─── DATA ENTRIES

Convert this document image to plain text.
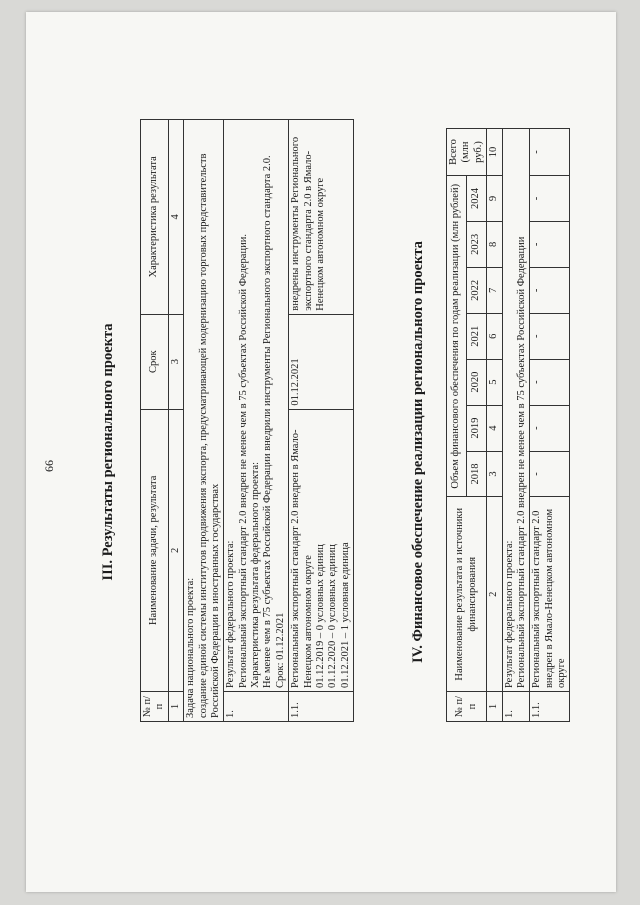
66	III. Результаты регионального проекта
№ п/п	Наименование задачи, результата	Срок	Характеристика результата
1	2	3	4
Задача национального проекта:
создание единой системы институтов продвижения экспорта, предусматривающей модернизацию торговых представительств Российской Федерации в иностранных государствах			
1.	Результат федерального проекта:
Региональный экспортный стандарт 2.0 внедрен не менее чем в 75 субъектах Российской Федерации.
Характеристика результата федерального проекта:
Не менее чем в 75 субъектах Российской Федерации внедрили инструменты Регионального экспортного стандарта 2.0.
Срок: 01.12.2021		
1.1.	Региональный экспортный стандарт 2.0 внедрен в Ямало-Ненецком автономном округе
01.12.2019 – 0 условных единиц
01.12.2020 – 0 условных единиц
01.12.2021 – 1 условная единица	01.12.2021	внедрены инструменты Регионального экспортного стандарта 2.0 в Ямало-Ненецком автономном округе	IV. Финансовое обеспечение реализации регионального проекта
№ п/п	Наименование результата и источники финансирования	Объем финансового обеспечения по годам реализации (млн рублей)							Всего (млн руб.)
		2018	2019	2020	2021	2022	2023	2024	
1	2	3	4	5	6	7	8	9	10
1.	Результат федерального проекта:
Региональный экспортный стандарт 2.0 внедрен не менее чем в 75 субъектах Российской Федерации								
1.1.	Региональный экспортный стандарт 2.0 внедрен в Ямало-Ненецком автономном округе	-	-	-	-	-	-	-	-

──────

GIVEN PROBLEM: Make an exact copy of the data above, pictures excluded.

WRITTEN RESPONSE:
Convert this document image to plain text.
66	III. Результаты регионального проекта
№ п/п	Наименование задачи, результата	Срок	Характеристика результата
1	2	3	4
Задача национального проекта:
создание единой системы институтов продвижения экспорта, предусматривающей модернизацию торговых представительств Российской Федерации в иностранных государствах			
1.	Результат федерального проекта:
Региональный экспортный стандарт 2.0 внедрен не менее чем в 75 субъектах Российской Федерации.
Характеристика результата федерального проекта:
Не менее чем в 75 субъектах Российской Федерации внедрили инструменты Регионального экспортного стандарта 2.0.
Срок: 01.12.2021		
1.1.	Региональный экспортный стандарт 2.0 внедрен в Ямало-Ненецком автономном округе
01.12.2019 – 0 условных единиц
01.12.2020 – 0 условных единиц
01.12.2021 – 1 условная единица	01.12.2021	внедрены инструменты Регионального экспортного стандарта 2.0 в Ямало-Ненецком автономном округе	IV. Финансовое обеспечение реализации регионального проекта
№ п/п	Наименование результата и источники финансирования	Объем финансового обеспечения по годам реализации (млн рублей)							Всего (млн руб.)
		2018	2019	2020	2021	2022	2023	2024	
1	2	3	4	5	6	7	8	9	10
1.	Результат федерального проекта:
Региональный экспортный стандарт 2.0 внедрен не менее чем в 75 субъектах Российской Федерации								
1.1.	Региональный экспортный стандарт 2.0 внедрен в Ямало-Ненецком автономном округе	-	-	-	-	-	-	-	-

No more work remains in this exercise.